▶ EXERCISE TASK
Every record should be written out exactly, with the pictures left out.

▶ PROVIDED INFORMATION
────

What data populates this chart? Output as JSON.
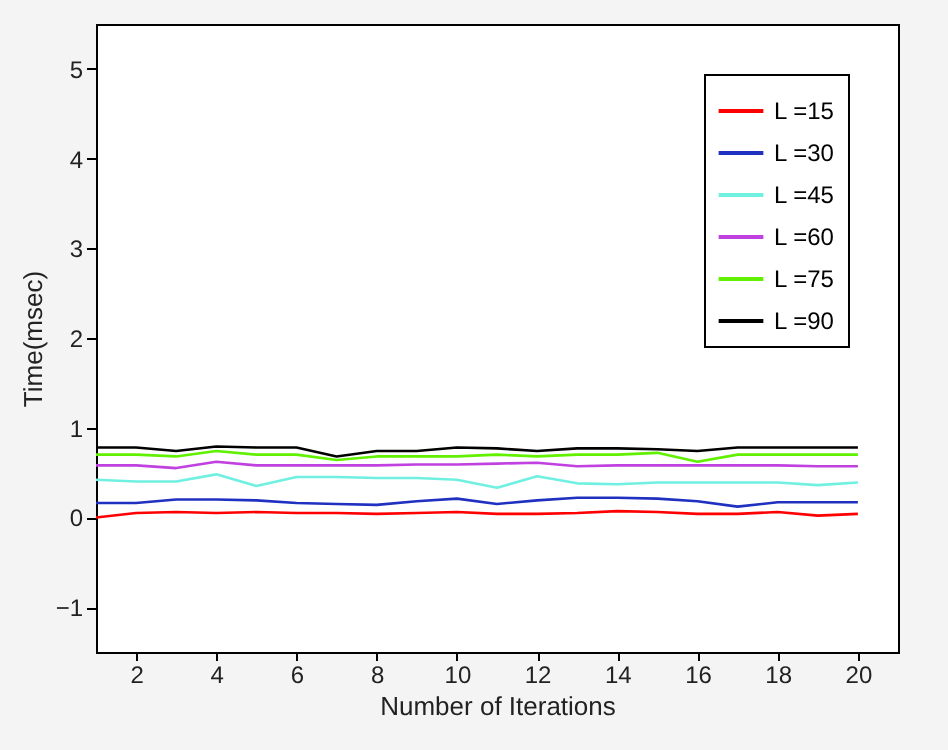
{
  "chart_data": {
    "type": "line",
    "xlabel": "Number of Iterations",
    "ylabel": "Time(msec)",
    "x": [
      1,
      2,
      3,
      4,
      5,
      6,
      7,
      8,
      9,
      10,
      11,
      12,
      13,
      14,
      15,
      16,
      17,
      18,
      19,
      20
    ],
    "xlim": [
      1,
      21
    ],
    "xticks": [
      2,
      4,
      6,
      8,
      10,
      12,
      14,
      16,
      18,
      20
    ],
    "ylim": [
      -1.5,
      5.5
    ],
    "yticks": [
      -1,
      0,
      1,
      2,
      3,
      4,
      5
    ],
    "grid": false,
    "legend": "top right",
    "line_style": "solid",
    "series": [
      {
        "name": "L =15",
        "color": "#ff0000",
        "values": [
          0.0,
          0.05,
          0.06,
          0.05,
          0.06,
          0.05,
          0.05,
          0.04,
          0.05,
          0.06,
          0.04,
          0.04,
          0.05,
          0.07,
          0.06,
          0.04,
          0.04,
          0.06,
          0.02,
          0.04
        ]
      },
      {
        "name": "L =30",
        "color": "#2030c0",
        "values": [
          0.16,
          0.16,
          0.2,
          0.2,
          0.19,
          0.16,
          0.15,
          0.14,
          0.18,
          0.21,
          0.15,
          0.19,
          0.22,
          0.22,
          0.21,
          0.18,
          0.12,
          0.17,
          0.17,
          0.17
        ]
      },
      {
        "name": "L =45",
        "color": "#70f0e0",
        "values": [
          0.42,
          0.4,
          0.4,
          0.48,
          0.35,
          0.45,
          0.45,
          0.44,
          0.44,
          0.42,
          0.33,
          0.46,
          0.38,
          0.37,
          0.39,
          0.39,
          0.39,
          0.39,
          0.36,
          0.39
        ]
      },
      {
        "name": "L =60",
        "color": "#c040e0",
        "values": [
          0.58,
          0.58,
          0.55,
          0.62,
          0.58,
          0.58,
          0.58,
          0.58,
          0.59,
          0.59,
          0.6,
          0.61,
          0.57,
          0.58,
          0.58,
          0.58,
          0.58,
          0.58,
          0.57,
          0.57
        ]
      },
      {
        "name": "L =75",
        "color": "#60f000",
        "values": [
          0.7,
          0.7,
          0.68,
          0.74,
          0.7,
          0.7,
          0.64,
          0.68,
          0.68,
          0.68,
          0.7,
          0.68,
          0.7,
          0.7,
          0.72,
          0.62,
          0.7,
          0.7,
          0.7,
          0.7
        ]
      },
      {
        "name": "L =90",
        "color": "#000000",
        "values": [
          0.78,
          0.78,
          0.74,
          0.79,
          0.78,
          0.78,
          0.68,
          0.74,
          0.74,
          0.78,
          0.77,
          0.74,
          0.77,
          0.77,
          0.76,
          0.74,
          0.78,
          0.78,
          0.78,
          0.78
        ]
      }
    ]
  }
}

────

▶ TASK OUTPUT
What data populates this chart? Output as JSON.
{
  "chart_data": {
    "type": "line",
    "xlabel": "Number of Iterations",
    "ylabel": "Time(msec)",
    "x": [
      1,
      2,
      3,
      4,
      5,
      6,
      7,
      8,
      9,
      10,
      11,
      12,
      13,
      14,
      15,
      16,
      17,
      18,
      19,
      20
    ],
    "xlim": [
      1,
      21
    ],
    "xticks": [
      2,
      4,
      6,
      8,
      10,
      12,
      14,
      16,
      18,
      20
    ],
    "ylim": [
      -1.5,
      5.5
    ],
    "yticks": [
      -1,
      0,
      1,
      2,
      3,
      4,
      5
    ],
    "grid": false,
    "legend": "top right",
    "line_style": "solid",
    "series": [
      {
        "name": "L =15",
        "color": "#ff0000",
        "values": [
          0.0,
          0.05,
          0.06,
          0.05,
          0.06,
          0.05,
          0.05,
          0.04,
          0.05,
          0.06,
          0.04,
          0.04,
          0.05,
          0.07,
          0.06,
          0.04,
          0.04,
          0.06,
          0.02,
          0.04
        ]
      },
      {
        "name": "L =30",
        "color": "#2030c0",
        "values": [
          0.16,
          0.16,
          0.2,
          0.2,
          0.19,
          0.16,
          0.15,
          0.14,
          0.18,
          0.21,
          0.15,
          0.19,
          0.22,
          0.22,
          0.21,
          0.18,
          0.12,
          0.17,
          0.17,
          0.17
        ]
      },
      {
        "name": "L =45",
        "color": "#70f0e0",
        "values": [
          0.42,
          0.4,
          0.4,
          0.48,
          0.35,
          0.45,
          0.45,
          0.44,
          0.44,
          0.42,
          0.33,
          0.46,
          0.38,
          0.37,
          0.39,
          0.39,
          0.39,
          0.39,
          0.36,
          0.39
        ]
      },
      {
        "name": "L =60",
        "color": "#c040e0",
        "values": [
          0.58,
          0.58,
          0.55,
          0.62,
          0.58,
          0.58,
          0.58,
          0.58,
          0.59,
          0.59,
          0.6,
          0.61,
          0.57,
          0.58,
          0.58,
          0.58,
          0.58,
          0.58,
          0.57,
          0.57
        ]
      },
      {
        "name": "L =75",
        "color": "#60f000",
        "values": [
          0.7,
          0.7,
          0.68,
          0.74,
          0.7,
          0.7,
          0.64,
          0.68,
          0.68,
          0.68,
          0.7,
          0.68,
          0.7,
          0.7,
          0.72,
          0.62,
          0.7,
          0.7,
          0.7,
          0.7
        ]
      },
      {
        "name": "L =90",
        "color": "#000000",
        "values": [
          0.78,
          0.78,
          0.74,
          0.79,
          0.78,
          0.78,
          0.68,
          0.74,
          0.74,
          0.78,
          0.77,
          0.74,
          0.77,
          0.77,
          0.76,
          0.74,
          0.78,
          0.78,
          0.78,
          0.78
        ]
      }
    ]
  }
}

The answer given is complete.